→ What the exercise asks:
Copy out all the records exactly.

Dataset rows:
***
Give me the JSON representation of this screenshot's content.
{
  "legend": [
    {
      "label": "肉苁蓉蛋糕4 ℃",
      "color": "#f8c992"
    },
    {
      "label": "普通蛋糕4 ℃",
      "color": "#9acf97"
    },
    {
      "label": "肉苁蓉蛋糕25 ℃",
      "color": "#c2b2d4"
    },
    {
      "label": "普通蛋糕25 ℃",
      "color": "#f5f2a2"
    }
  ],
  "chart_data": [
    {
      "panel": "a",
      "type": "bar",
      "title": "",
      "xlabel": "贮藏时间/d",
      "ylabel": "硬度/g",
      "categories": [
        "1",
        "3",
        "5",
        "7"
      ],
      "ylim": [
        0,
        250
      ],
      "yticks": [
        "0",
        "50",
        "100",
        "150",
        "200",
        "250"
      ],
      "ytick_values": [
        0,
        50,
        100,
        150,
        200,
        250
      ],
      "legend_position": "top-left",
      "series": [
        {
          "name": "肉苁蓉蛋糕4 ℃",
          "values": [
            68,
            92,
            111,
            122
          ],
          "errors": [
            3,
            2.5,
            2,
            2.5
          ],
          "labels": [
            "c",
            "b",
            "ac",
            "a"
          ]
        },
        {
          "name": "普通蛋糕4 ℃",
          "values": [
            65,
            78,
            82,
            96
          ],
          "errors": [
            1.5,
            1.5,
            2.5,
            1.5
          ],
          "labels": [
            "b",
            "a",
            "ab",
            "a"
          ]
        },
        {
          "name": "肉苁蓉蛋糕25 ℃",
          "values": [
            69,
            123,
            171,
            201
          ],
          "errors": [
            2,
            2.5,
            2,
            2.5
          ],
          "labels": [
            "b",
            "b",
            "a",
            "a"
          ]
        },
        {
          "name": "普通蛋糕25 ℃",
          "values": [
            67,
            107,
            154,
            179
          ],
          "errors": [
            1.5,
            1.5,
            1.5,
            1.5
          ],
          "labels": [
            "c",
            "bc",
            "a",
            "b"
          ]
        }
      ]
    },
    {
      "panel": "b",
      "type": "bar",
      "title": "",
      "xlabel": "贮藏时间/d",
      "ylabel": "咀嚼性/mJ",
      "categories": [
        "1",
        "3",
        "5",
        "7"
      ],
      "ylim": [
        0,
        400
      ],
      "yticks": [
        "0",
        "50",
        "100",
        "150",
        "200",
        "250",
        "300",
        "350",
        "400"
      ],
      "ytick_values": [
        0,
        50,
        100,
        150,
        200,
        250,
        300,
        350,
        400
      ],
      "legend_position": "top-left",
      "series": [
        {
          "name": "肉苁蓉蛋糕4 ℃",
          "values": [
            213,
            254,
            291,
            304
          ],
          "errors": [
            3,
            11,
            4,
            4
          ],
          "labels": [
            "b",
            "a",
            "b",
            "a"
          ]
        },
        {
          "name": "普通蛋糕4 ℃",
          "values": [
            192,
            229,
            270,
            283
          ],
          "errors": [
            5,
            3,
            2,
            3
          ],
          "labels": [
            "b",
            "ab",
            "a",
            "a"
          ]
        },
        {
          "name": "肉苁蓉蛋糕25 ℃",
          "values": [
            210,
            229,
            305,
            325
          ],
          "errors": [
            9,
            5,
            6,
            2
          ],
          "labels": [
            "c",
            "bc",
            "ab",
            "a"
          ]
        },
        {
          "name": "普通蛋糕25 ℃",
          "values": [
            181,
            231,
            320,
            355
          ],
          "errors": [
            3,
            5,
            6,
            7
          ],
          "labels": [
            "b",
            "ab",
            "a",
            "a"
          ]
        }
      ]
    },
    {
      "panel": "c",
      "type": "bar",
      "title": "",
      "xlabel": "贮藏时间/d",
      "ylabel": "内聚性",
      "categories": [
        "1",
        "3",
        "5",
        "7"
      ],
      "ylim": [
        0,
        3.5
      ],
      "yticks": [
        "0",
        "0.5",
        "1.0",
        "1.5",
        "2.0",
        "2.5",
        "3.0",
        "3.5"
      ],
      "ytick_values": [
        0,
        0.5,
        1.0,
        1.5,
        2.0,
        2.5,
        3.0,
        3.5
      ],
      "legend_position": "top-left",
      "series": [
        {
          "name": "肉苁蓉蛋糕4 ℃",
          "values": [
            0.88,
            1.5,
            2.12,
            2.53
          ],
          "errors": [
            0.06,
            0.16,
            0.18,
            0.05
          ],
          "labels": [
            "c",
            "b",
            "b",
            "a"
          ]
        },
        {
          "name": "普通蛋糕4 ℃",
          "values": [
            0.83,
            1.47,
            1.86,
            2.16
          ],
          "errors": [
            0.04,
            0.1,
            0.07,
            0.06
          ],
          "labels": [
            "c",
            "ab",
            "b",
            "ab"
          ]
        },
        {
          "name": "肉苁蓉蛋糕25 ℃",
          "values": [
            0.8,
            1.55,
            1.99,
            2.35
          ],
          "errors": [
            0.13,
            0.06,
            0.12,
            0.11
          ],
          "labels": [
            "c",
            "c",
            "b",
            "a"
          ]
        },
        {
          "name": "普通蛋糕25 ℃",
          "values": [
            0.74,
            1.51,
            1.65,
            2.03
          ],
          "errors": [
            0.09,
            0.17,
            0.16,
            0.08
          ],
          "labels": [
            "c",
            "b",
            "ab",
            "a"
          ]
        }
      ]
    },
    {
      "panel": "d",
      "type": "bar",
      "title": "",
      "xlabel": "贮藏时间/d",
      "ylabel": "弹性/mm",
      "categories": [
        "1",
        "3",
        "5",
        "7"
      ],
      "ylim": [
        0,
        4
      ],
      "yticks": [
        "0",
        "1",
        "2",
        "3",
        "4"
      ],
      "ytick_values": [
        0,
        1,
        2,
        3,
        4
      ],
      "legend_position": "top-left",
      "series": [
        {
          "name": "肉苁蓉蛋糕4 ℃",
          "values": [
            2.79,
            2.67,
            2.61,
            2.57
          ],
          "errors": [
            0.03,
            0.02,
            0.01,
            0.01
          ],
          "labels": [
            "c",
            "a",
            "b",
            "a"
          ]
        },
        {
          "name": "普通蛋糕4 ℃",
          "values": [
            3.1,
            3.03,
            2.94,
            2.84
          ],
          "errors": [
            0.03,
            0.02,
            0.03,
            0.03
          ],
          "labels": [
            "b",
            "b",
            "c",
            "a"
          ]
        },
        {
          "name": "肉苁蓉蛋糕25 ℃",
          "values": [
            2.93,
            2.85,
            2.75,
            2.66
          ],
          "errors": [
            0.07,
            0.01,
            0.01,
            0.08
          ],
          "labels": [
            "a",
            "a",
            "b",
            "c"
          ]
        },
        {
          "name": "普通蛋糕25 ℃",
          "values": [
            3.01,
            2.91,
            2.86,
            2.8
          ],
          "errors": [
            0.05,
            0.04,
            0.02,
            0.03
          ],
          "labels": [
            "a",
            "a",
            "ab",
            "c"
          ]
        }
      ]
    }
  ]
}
***
→ Written solution:
Give me the JSON representation of this screenshot's content.
{
  "legend": [
    {
      "label": "肉苁蓉蛋糕4 ℃",
      "color": "#f8c992"
    },
    {
      "label": "普通蛋糕4 ℃",
      "color": "#9acf97"
    },
    {
      "label": "肉苁蓉蛋糕25 ℃",
      "color": "#c2b2d4"
    },
    {
      "label": "普通蛋糕25 ℃",
      "color": "#f5f2a2"
    }
  ],
  "chart_data": [
    {
      "panel": "a",
      "type": "bar",
      "title": "",
      "xlabel": "贮藏时间/d",
      "ylabel": "硬度/g",
      "categories": [
        "1",
        "3",
        "5",
        "7"
      ],
      "ylim": [
        0,
        250
      ],
      "yticks": [
        "0",
        "50",
        "100",
        "150",
        "200",
        "250"
      ],
      "ytick_values": [
        0,
        50,
        100,
        150,
        200,
        250
      ],
      "legend_position": "top-left",
      "series": [
        {
          "name": "肉苁蓉蛋糕4 ℃",
          "values": [
            68,
            92,
            111,
            122
          ],
          "errors": [
            3,
            2.5,
            2,
            2.5
          ],
          "labels": [
            "c",
            "b",
            "ac",
            "a"
          ]
        },
        {
          "name": "普通蛋糕4 ℃",
          "values": [
            65,
            78,
            82,
            96
          ],
          "errors": [
            1.5,
            1.5,
            2.5,
            1.5
          ],
          "labels": [
            "b",
            "a",
            "ab",
            "a"
          ]
        },
        {
          "name": "肉苁蓉蛋糕25 ℃",
          "values": [
            69,
            123,
            171,
            201
          ],
          "errors": [
            2,
            2.5,
            2,
            2.5
          ],
          "labels": [
            "b",
            "b",
            "a",
            "a"
          ]
        },
        {
          "name": "普通蛋糕25 ℃",
          "values": [
            67,
            107,
            154,
            179
          ],
          "errors": [
            1.5,
            1.5,
            1.5,
            1.5
          ],
          "labels": [
            "c",
            "bc",
            "a",
            "b"
          ]
        }
      ]
    },
    {
      "panel": "b",
      "type": "bar",
      "title": "",
      "xlabel": "贮藏时间/d",
      "ylabel": "咀嚼性/mJ",
      "categories": [
        "1",
        "3",
        "5",
        "7"
      ],
      "ylim": [
        0,
        400
      ],
      "yticks": [
        "0",
        "50",
        "100",
        "150",
        "200",
        "250",
        "300",
        "350",
        "400"
      ],
      "ytick_values": [
        0,
        50,
        100,
        150,
        200,
        250,
        300,
        350,
        400
      ],
      "legend_position": "top-left",
      "series": [
        {
          "name": "肉苁蓉蛋糕4 ℃",
          "values": [
            213,
            254,
            291,
            304
          ],
          "errors": [
            3,
            11,
            4,
            4
          ],
          "labels": [
            "b",
            "a",
            "b",
            "a"
          ]
        },
        {
          "name": "普通蛋糕4 ℃",
          "values": [
            192,
            229,
            270,
            283
          ],
          "errors": [
            5,
            3,
            2,
            3
          ],
          "labels": [
            "b",
            "ab",
            "a",
            "a"
          ]
        },
        {
          "name": "肉苁蓉蛋糕25 ℃",
          "values": [
            210,
            229,
            305,
            325
          ],
          "errors": [
            9,
            5,
            6,
            2
          ],
          "labels": [
            "c",
            "bc",
            "ab",
            "a"
          ]
        },
        {
          "name": "普通蛋糕25 ℃",
          "values": [
            181,
            231,
            320,
            355
          ],
          "errors": [
            3,
            5,
            6,
            7
          ],
          "labels": [
            "b",
            "ab",
            "a",
            "a"
          ]
        }
      ]
    },
    {
      "panel": "c",
      "type": "bar",
      "title": "",
      "xlabel": "贮藏时间/d",
      "ylabel": "内聚性",
      "categories": [
        "1",
        "3",
        "5",
        "7"
      ],
      "ylim": [
        0,
        3.5
      ],
      "yticks": [
        "0",
        "0.5",
        "1.0",
        "1.5",
        "2.0",
        "2.5",
        "3.0",
        "3.5"
      ],
      "ytick_values": [
        0,
        0.5,
        1.0,
        1.5,
        2.0,
        2.5,
        3.0,
        3.5
      ],
      "legend_position": "top-left",
      "series": [
        {
          "name": "肉苁蓉蛋糕4 ℃",
          "values": [
            0.88,
            1.5,
            2.12,
            2.53
          ],
          "errors": [
            0.06,
            0.16,
            0.18,
            0.05
          ],
          "labels": [
            "c",
            "b",
            "b",
            "a"
          ]
        },
        {
          "name": "普通蛋糕4 ℃",
          "values": [
            0.83,
            1.47,
            1.86,
            2.16
          ],
          "errors": [
            0.04,
            0.1,
            0.07,
            0.06
          ],
          "labels": [
            "c",
            "ab",
            "b",
            "ab"
          ]
        },
        {
          "name": "肉苁蓉蛋糕25 ℃",
          "values": [
            0.8,
            1.55,
            1.99,
            2.35
          ],
          "errors": [
            0.13,
            0.06,
            0.12,
            0.11
          ],
          "labels": [
            "c",
            "c",
            "b",
            "a"
          ]
        },
        {
          "name": "普通蛋糕25 ℃",
          "values": [
            0.74,
            1.51,
            1.65,
            2.03
          ],
          "errors": [
            0.09,
            0.17,
            0.16,
            0.08
          ],
          "labels": [
            "c",
            "b",
            "ab",
            "a"
          ]
        }
      ]
    },
    {
      "panel": "d",
      "type": "bar",
      "title": "",
      "xlabel": "贮藏时间/d",
      "ylabel": "弹性/mm",
      "categories": [
        "1",
        "3",
        "5",
        "7"
      ],
      "ylim": [
        0,
        4
      ],
      "yticks": [
        "0",
        "1",
        "2",
        "3",
        "4"
      ],
      "ytick_values": [
        0,
        1,
        2,
        3,
        4
      ],
      "legend_position": "top-left",
      "series": [
        {
          "name": "肉苁蓉蛋糕4 ℃",
          "values": [
            2.79,
            2.67,
            2.61,
            2.57
          ],
          "errors": [
            0.03,
            0.02,
            0.01,
            0.01
          ],
          "labels": [
            "c",
            "a",
            "b",
            "a"
          ]
        },
        {
          "name": "普通蛋糕4 ℃",
          "values": [
            3.1,
            3.03,
            2.94,
            2.84
          ],
          "errors": [
            0.03,
            0.02,
            0.03,
            0.03
          ],
          "labels": [
            "b",
            "b",
            "c",
            "a"
          ]
        },
        {
          "name": "肉苁蓉蛋糕25 ℃",
          "values": [
            2.93,
            2.85,
            2.75,
            2.66
          ],
          "errors": [
            0.07,
            0.01,
            0.01,
            0.08
          ],
          "labels": [
            "a",
            "a",
            "b",
            "c"
          ]
        },
        {
          "name": "普通蛋糕25 ℃",
          "values": [
            3.01,
            2.91,
            2.86,
            2.8
          ],
          "errors": [
            0.05,
            0.04,
            0.02,
            0.03
          ],
          "labels": [
            "a",
            "a",
            "ab",
            "c"
          ]
        }
      ]
    }
  ]
}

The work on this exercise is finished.